#### Written task
Skip every picture and transcribe the remaining material exactly.

#### Records supplied
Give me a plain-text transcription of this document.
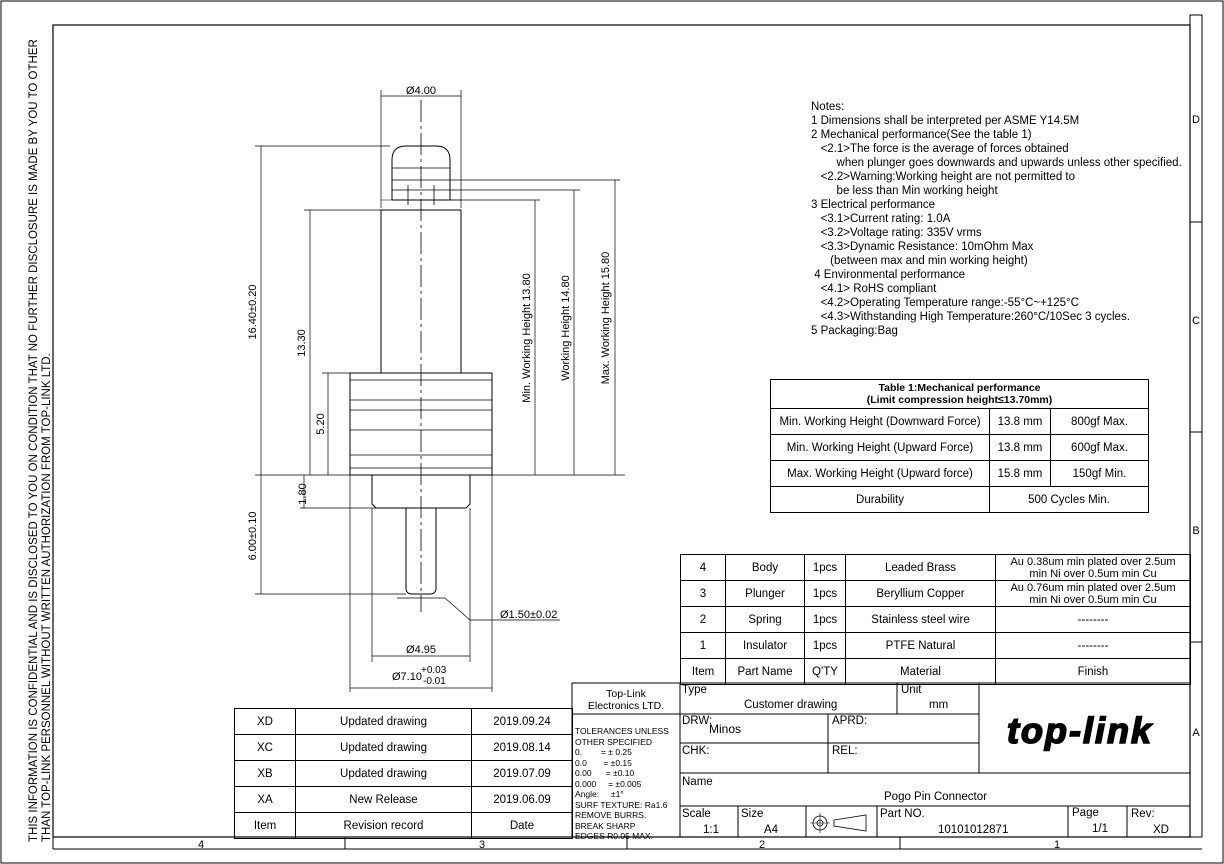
Ø4.00
16.40±0.20
13.30
5.20
1.80
6.00±0.10
Min. Working Height 13.80 Working Height 14.80	Max. Working Height 15.80
Ø1.50±0.02
Ø4.95
Ø7.10
+0.03
-0.01
D
C
B
A
4	3	2	1
top-link
Notes:
1 Dimensions shall be interpreted per ASME Y14.5M
2 Mechanical performance(See the table 1)
<2.1>The force is the average of forces obtained
when plunger goes downwards and upwards unless other specified.
<2.2>Warning:Working height are not permitted to
be less than Min working height
3 Electrical performance
<3.1>Current rating: 1.0A
<3.2>Voltage rating: 335V vrms
<3.3>Dynamic Resistance: 10mOhm Max
(between max and min working height)
4 Environmental performance
<4.1> RoHS compliant
<4.2>Operating Temperature range:-55°C~+125°C
<4.3>Withstanding High Temperature:260°C/10Sec 3 cycles.
5 Packaging:Bag
Table 1:Mechanical performance
(Limit compression height≤13.70mm)		

Min. Working Height (Downward Force)	13.8 mm	800gf Max.
Min. Working Height (Upward Force)	13.8 mm	600gf Max.
Max. Working Height (Upward force)	15.8 mm	150gf Min.
Durability	500 Cycles Min.	
4	Body	1pcs	Leaded Brass	Au 0.38um min plated over 2.5um
min Ni over 0.5um min Cu

3	Plunger	1pcs	Beryllium Copper	Au 0.76um min plated over 2.5um
min Ni over 0.5um min Cu

2	Spring	1pcs	Stainless steel wire	--------
1	Insulator	1pcs	PTFE Natural	--------
Item	Part Name	Q'TY	Material	Finish
XD	Updated drawing	2019.09.24
XC	Updated drawing	2019.08.14
XB	Updated drawing	2019.07.09
XA	New Release	2019.06.09
Item	Revision record	Date
Top-Link
Electronics LTD.
TOLERANCES UNLESS
OTHER SPECIFIED
0.        = ± 0.25
0.0       = ±0.15
0.00      = ±0.10
0.000     = ±0.005
Angle:     ±1°
SURF TEXTURE: Ra1.6
REMOVE BURRS.
BREAK SHARP
EDGES R0.05 MAX.
Type
Customer drawing
Unit
mm
DRW:
Minos
APRD:
CHK:	REL:
Name
Pogo Pin Connector
Scale
1:1
Size
A4
Part NO.
10101012871
Page
1/1
Rev:
XD
THIS INFORMATION IS CONFIDENTIAL AND IS DISCLOSED TO YOU ON CONDITION THAT NO FURTHER DISCLOSURE IS MADE BY YOU TO OTHER
THAN TOP-LINK PERSONNEL WITHOUT WRITTEN AUTHORIZATION FROM TOP-LINK LTD.
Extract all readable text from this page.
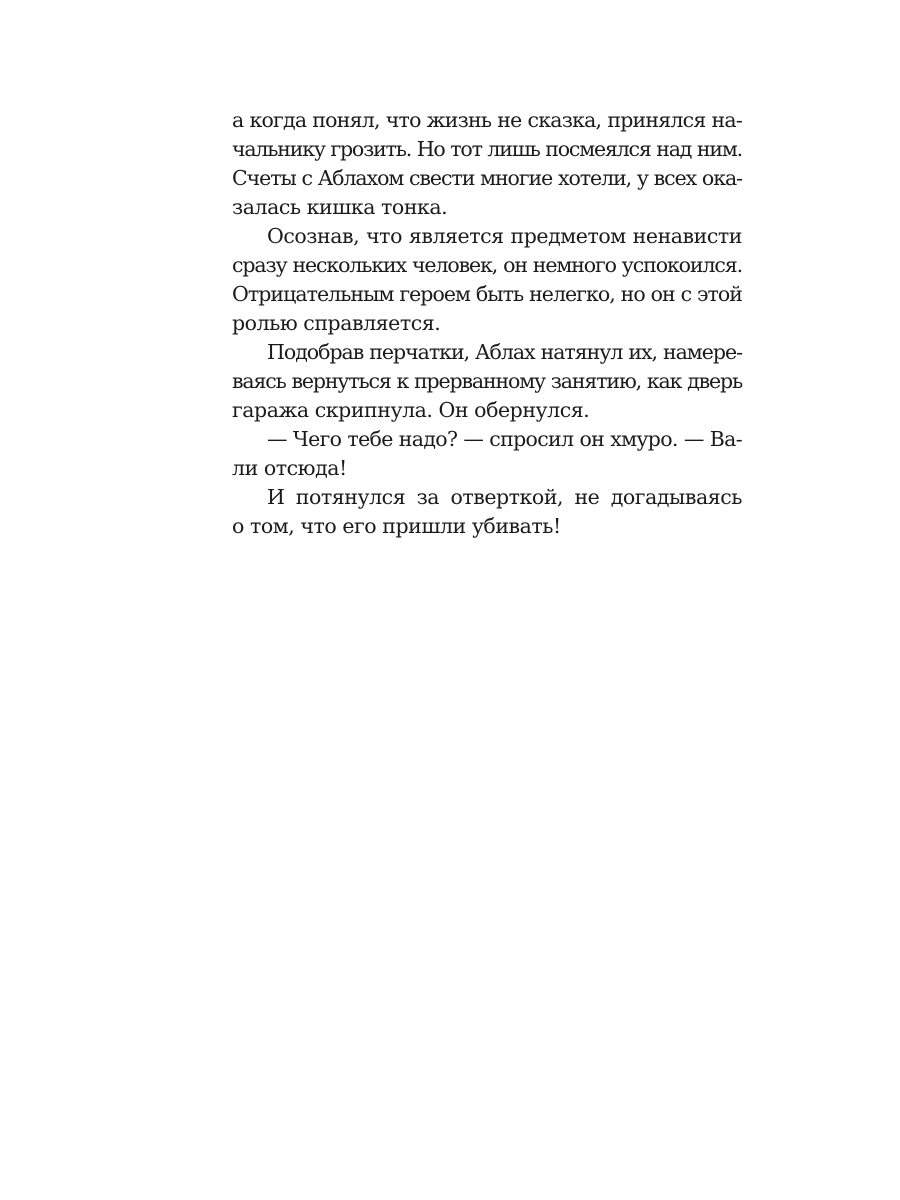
а когда понял, что жизнь не сказка, принялся на-
чальнику грозить. Но тот лишь посмеялся над ним.
Счеты с Аблахом свести многие хотели, у всех ока-
залась кишка тонка.
Осознав, что является предметом ненависти
сразу нескольких человек, он немного успокоился.
Отрицательным героем быть нелегко, но он с этой
ролью справляется.
Подобрав перчатки, Аблах натянул их, намере-
ваясь вернуться к прерванному занятию, как дверь
гаража скрипнула. Он обернулся.
— Чего тебе надо? — спросил он хмуро. — Ва-
ли отсюда!
И потянулся за отверткой, не догадываясь
о том, что его пришли убивать!
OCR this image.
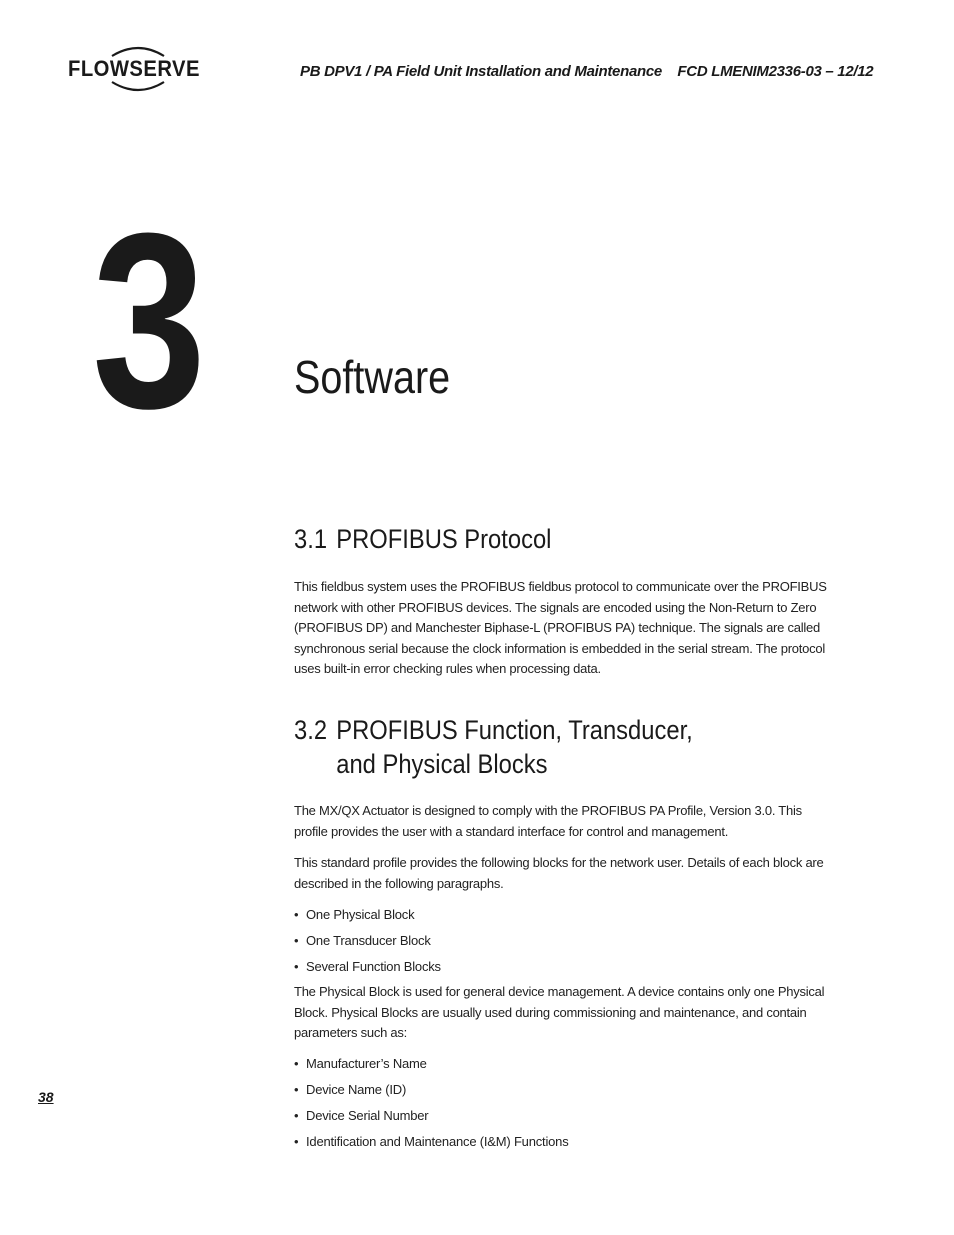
FLOWSERVE	PB DPV1 / PA Field Unit Installation and Maintenance    FCD LMENIM2336-03 – 12/12
3 Software
3.1 PROFIBUS Protocol
This fieldbus system uses the PROFIBUS fieldbus protocol to communicate over the PROFIBUS network with other PROFIBUS devices. The signals are encoded using the Non-Return to Zero (PROFIBUS DP) and Manchester Biphase-L (PROFIBUS PA) technique. The signals are called synchronous serial because the clock information is embedded in the serial stream. The protocol uses built-in error checking rules when processing data.
3.2 PROFIBUS Function, Transducer,
and Physical Blocks
The MX/QX Actuator is designed to comply with the PROFIBUS PA Profile, Version 3.0. This profile provides the user with a standard interface for control and management.
This standard profile provides the following blocks for the network user. Details of each block are described in the following paragraphs.
• One Physical Block
• One Transducer Block
• Several Function Blocks
The Physical Block is used for general device management. A device contains only one Physical Block. Physical Blocks are usually used during commissioning and maintenance, and contain parameters such as:
• Manufacturer’s Name
• Device Name (ID)
• Device Serial Number
• Identification and Maintenance (I&M) Functions
38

#### Full response
Give me a plain-text transcription of this document.
Ø4.00
16.40±0.20
13.30
5.20
1.80
6.00±0.10
Min. Working Height 13.80 Working Height 14.80	Max. Working Height 15.80
Ø1.50±0.02
Ø4.95
Ø7.10
+0.03
-0.01
D
C
B
A
4	3	2	1
top-link
Notes:
1 Dimensions shall be interpreted per ASME Y14.5M
2 Mechanical performance(See the table 1)
<2.1>The force is the average of forces obtained
when plunger goes downwards and upwards unless other specified.
<2.2>Warning:Working height are not permitted to
be less than Min working height
3 Electrical performance
<3.1>Current rating: 1.0A
<3.2>Voltage rating: 335V vrms
<3.3>Dynamic Resistance: 10mOhm Max
(between max and min working height)
4 Environmental performance
<4.1> RoHS compliant
<4.2>Operating Temperature range:-55°C~+125°C
<4.3>Withstanding High Temperature:260°C/10Sec 3 cycles.
5 Packaging:Bag
Table 1:Mechanical performance
(Limit compression height≤13.70mm)		

Min. Working Height (Downward Force)	13.8 mm	800gf Max.
Min. Working Height (Upward Force)	13.8 mm	600gf Max.
Max. Working Height (Upward force)	15.8 mm	150gf Min.
Durability	500 Cycles Min.	
4	Body	1pcs	Leaded Brass	Au 0.38um min plated over 2.5um
min Ni over 0.5um min Cu

3	Plunger	1pcs	Beryllium Copper	Au 0.76um min plated over 2.5um
min Ni over 0.5um min Cu

2	Spring	1pcs	Stainless steel wire	--------
1	Insulator	1pcs	PTFE Natural	--------
Item	Part Name	Q'TY	Material	Finish
XD	Updated drawing	2019.09.24
XC	Updated drawing	2019.08.14
XB	Updated drawing	2019.07.09
XA	New Release	2019.06.09
Item	Revision record	Date
Top-Link
Electronics LTD.
TOLERANCES UNLESS
OTHER SPECIFIED
0.        = ± 0.25
0.0       = ±0.15
0.00      = ±0.10
0.000     = ±0.005
Angle:     ±1°
SURF TEXTURE: Ra1.6
REMOVE BURRS.
BREAK SHARP
EDGES R0.05 MAX.
Type
Customer drawing
Unit
mm
DRW:
Minos
APRD:
CHK:	REL:
Name
Pogo Pin Connector
Scale
1:1
Size
A4
Part NO.
10101012871
Page
1/1
Rev:
XD
THIS INFORMATION IS CONFIDENTIAL AND IS DISCLOSED TO YOU ON CONDITION THAT NO FURTHER DISCLOSURE IS MADE BY YOU TO OTHER
THAN TOP-LINK PERSONNEL WITHOUT WRITTEN AUTHORIZATION FROM TOP-LINK LTD.
Extract all readable text from this page.
а когда понял, что жизнь не сказка, принялся на-
чальнику грозить. Но тот лишь посмеялся над ним.
Счеты с Аблахом свести многие хотели, у всех ока-
залась кишка тонка.
Осознав, что является предметом ненависти
сразу нескольких человек, он немного успокоился.
Отрицательным героем быть нелегко, но он с этой
ролью справляется.
Подобрав перчатки, Аблах натянул их, намере-
ваясь вернуться к прерванному занятию, как дверь
гаража скрипнула. Он обернулся.
— Чего тебе надо? — спросил он хмуро. — Ва-
ли отсюда!
И потянулся за отверткой, не догадываясь
о том, что его пришли убивать!
OCR this image.
FLOWSERVE	PB DPV1 / PA Field Unit Installation and Maintenance    FCD LMENIM2336-03 – 12/12
3 Software
3.1 PROFIBUS Protocol
This fieldbus system uses the PROFIBUS fieldbus protocol to communicate over the PROFIBUS network with other PROFIBUS devices. The signals are encoded using the Non-Return to Zero (PROFIBUS DP) and Manchester Biphase-L (PROFIBUS PA) technique. The signals are called synchronous serial because the clock information is embedded in the serial stream. The protocol uses built-in error checking rules when processing data.
3.2 PROFIBUS Function, Transducer,
and Physical Blocks
The MX/QX Actuator is designed to comply with the PROFIBUS PA Profile, Version 3.0. This profile provides the user with a standard interface for control and management.
This standard profile provides the following blocks for the network user. Details of each block are described in the following paragraphs.
• One Physical Block
• One Transducer Block
• Several Function Blocks
The Physical Block is used for general device management. A device contains only one Physical Block. Physical Blocks are usually used during commissioning and maintenance, and contain parameters such as:
• Manufacturer’s Name
• Device Name (ID)
• Device Serial Number
• Identification and Maintenance (I&M) Functions
38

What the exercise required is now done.